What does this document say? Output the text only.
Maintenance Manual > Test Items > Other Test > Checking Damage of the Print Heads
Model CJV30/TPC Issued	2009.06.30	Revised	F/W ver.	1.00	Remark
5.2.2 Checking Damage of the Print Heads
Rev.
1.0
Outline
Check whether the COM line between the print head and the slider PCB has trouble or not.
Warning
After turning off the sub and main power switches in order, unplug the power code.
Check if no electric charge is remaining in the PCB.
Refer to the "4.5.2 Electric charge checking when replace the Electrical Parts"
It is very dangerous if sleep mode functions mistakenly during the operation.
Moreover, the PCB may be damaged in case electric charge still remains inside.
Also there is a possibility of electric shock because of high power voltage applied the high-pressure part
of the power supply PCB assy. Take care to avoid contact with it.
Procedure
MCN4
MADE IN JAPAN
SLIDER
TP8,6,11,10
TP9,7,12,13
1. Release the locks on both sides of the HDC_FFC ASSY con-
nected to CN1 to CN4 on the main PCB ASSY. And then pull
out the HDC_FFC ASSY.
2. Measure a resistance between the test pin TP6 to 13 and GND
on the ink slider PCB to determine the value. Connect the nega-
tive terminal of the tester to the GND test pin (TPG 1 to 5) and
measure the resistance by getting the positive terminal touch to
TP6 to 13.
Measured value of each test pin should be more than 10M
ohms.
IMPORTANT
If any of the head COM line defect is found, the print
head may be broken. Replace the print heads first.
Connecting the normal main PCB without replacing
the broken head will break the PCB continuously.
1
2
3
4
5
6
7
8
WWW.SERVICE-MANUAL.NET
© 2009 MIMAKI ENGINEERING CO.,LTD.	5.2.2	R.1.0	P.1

--------------------------------------------------

PROBLEM DESCRIPTION: Check each line of the material above for "between" and say how many lines contain it, giving the number alone.

RESPONSE: 2